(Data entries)
********************

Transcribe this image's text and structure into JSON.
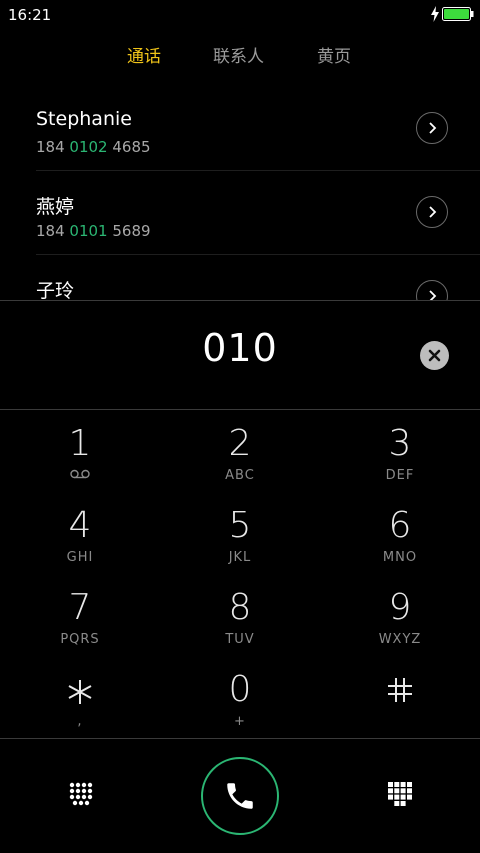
{
  "status": {
    "time": "16:21",
    "battery_color": "#3ddc3d"
  },
  "tabs": [
    {
      "label": "通话",
      "active": true
    },
    {
      "label": "联系人",
      "active": false
    },
    {
      "label": "黄页",
      "active": false
    }
  ],
  "contacts": [
    {
      "name": "Stephanie",
      "number_pre": "184 ",
      "number_match": "0102",
      "number_post": " 4685"
    },
    {
      "name": "燕婷",
      "number_pre": "184 ",
      "number_match": "0101",
      "number_post": " 5689"
    },
    {
      "name": "子玲",
      "number_pre": "",
      "number_match": "",
      "number_post": ""
    }
  ],
  "dial_input": "010",
  "keypad": [
    {
      "digit": "1",
      "letters": ""
    },
    {
      "digit": "2",
      "letters": "ABC"
    },
    {
      "digit": "3",
      "letters": "DEF"
    },
    {
      "digit": "4",
      "letters": "GHI"
    },
    {
      "digit": "5",
      "letters": "JKL"
    },
    {
      "digit": "6",
      "letters": "MNO"
    },
    {
      "digit": "7",
      "letters": "PQRS"
    },
    {
      "digit": "8",
      "letters": "TUV"
    },
    {
      "digit": "9",
      "letters": "WXYZ"
    },
    {
      "digit": "*",
      "letters": ","
    },
    {
      "digit": "0",
      "letters": "+"
    },
    {
      "digit": "#",
      "letters": ""
    }
  ],
  "icons": {
    "charge": "charging-bolt-icon",
    "battery": "battery-icon",
    "detail": "chevron-right-icon",
    "clear": "clear-x-icon",
    "voicemail": "voicemail-icon",
    "call": "phone-icon",
    "grid_left": "dots-grid-icon",
    "grid_right": "dialpad-icon"
  },
  "colors": {
    "accent": "#f0c419",
    "match": "#2bb673",
    "call_ring": "#2bb673"
  }
}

********************

Without including any pictures, output all the entries above exactly.

### The answer
Transcribe this image's text and structure into JSON.
{
  "status": {
    "time": "16:21",
    "battery_color": "#3ddc3d"
  },
  "tabs": [
    {
      "label": "通话",
      "active": true
    },
    {
      "label": "联系人",
      "active": false
    },
    {
      "label": "黄页",
      "active": false
    }
  ],
  "contacts": [
    {
      "name": "Stephanie",
      "number_pre": "184 ",
      "number_match": "0102",
      "number_post": " 4685"
    },
    {
      "name": "燕婷",
      "number_pre": "184 ",
      "number_match": "0101",
      "number_post": " 5689"
    },
    {
      "name": "子玲",
      "number_pre": "",
      "number_match": "",
      "number_post": ""
    }
  ],
  "dial_input": "010",
  "keypad": [
    {
      "digit": "1",
      "letters": ""
    },
    {
      "digit": "2",
      "letters": "ABC"
    },
    {
      "digit": "3",
      "letters": "DEF"
    },
    {
      "digit": "4",
      "letters": "GHI"
    },
    {
      "digit": "5",
      "letters": "JKL"
    },
    {
      "digit": "6",
      "letters": "MNO"
    },
    {
      "digit": "7",
      "letters": "PQRS"
    },
    {
      "digit": "8",
      "letters": "TUV"
    },
    {
      "digit": "9",
      "letters": "WXYZ"
    },
    {
      "digit": "*",
      "letters": ","
    },
    {
      "digit": "0",
      "letters": "+"
    },
    {
      "digit": "#",
      "letters": ""
    }
  ],
  "icons": {
    "charge": "charging-bolt-icon",
    "battery": "battery-icon",
    "detail": "chevron-right-icon",
    "clear": "clear-x-icon",
    "voicemail": "voicemail-icon",
    "call": "phone-icon",
    "grid_left": "dots-grid-icon",
    "grid_right": "dialpad-icon"
  },
  "colors": {
    "accent": "#f0c419",
    "match": "#2bb673",
    "call_ring": "#2bb673"
  }
}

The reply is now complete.